## Supplied material:
[start]

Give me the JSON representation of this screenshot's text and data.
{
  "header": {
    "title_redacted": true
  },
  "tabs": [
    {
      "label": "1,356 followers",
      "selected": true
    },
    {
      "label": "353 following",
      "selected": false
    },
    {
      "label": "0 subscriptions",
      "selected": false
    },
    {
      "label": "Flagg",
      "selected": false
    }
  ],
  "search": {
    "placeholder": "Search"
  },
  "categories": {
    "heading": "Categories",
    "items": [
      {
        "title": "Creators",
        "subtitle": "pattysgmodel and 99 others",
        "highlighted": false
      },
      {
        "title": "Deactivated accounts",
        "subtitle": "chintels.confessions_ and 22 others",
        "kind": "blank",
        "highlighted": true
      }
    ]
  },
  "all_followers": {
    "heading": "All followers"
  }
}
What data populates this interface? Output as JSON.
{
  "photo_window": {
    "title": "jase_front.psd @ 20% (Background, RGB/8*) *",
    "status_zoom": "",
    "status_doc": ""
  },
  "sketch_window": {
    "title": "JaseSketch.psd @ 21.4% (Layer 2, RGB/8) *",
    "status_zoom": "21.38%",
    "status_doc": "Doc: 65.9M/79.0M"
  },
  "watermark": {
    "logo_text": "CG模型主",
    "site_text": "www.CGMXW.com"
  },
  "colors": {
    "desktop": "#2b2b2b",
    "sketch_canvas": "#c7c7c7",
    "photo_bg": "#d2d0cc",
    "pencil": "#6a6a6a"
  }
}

[end]

## Directions:
Extract the full set of entries word for word.

## Answer to this task:
Give me the JSON representation of this screenshot's text and data.
{
  "header": {
    "title_redacted": true
  },
  "tabs": [
    {
      "label": "1,356 followers",
      "selected": true
    },
    {
      "label": "353 following",
      "selected": false
    },
    {
      "label": "0 subscriptions",
      "selected": false
    },
    {
      "label": "Flagg",
      "selected": false
    }
  ],
  "search": {
    "placeholder": "Search"
  },
  "categories": {
    "heading": "Categories",
    "items": [
      {
        "title": "Creators",
        "subtitle": "pattysgmodel and 99 others",
        "highlighted": false
      },
      {
        "title": "Deactivated accounts",
        "subtitle": "chintels.confessions_ and 22 others",
        "kind": "blank",
        "highlighted": true
      }
    ]
  },
  "all_followers": {
    "heading": "All followers"
  }
}
What data populates this interface? Output as JSON.
{
  "photo_window": {
    "title": "jase_front.psd @ 20% (Background, RGB/8*) *",
    "status_zoom": "",
    "status_doc": ""
  },
  "sketch_window": {
    "title": "JaseSketch.psd @ 21.4% (Layer 2, RGB/8) *",
    "status_zoom": "21.38%",
    "status_doc": "Doc: 65.9M/79.0M"
  },
  "watermark": {
    "logo_text": "CG模型主",
    "site_text": "www.CGMXW.com"
  },
  "colors": {
    "desktop": "#2b2b2b",
    "sketch_canvas": "#c7c7c7",
    "photo_bg": "#d2d0cc",
    "pencil": "#6a6a6a"
  }
}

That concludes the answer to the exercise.